Directive » Repeat each line exactly as it is written.

Source records »

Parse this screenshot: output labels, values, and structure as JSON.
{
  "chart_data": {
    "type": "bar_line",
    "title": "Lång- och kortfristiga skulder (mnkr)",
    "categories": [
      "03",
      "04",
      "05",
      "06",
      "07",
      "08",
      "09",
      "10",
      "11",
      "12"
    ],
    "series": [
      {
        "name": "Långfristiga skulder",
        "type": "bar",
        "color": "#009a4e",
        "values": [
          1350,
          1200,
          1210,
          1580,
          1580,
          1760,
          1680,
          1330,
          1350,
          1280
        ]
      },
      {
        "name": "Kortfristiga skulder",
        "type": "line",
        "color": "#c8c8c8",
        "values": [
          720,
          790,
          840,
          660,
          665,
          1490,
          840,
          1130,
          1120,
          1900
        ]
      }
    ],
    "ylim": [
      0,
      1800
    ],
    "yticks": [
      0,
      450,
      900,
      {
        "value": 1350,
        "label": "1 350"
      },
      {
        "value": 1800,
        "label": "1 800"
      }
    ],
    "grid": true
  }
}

Completed task »
Parse this screenshot: output labels, values, and structure as JSON.
{
  "chart_data": {
    "type": "bar_line",
    "title": "Lång- och kortfristiga skulder (mnkr)",
    "categories": [
      "03",
      "04",
      "05",
      "06",
      "07",
      "08",
      "09",
      "10",
      "11",
      "12"
    ],
    "series": [
      {
        "name": "Långfristiga skulder",
        "type": "bar",
        "color": "#009a4e",
        "values": [
          1350,
          1200,
          1210,
          1580,
          1580,
          1760,
          1680,
          1330,
          1350,
          1280
        ]
      },
      {
        "name": "Kortfristiga skulder",
        "type": "line",
        "color": "#c8c8c8",
        "values": [
          720,
          790,
          840,
          660,
          665,
          1490,
          840,
          1130,
          1120,
          1900
        ]
      }
    ],
    "ylim": [
      0,
      1800
    ],
    "yticks": [
      0,
      450,
      900,
      {
        "value": 1350,
        "label": "1 350"
      },
      {
        "value": 1800,
        "label": "1 800"
      }
    ],
    "grid": true
  }
}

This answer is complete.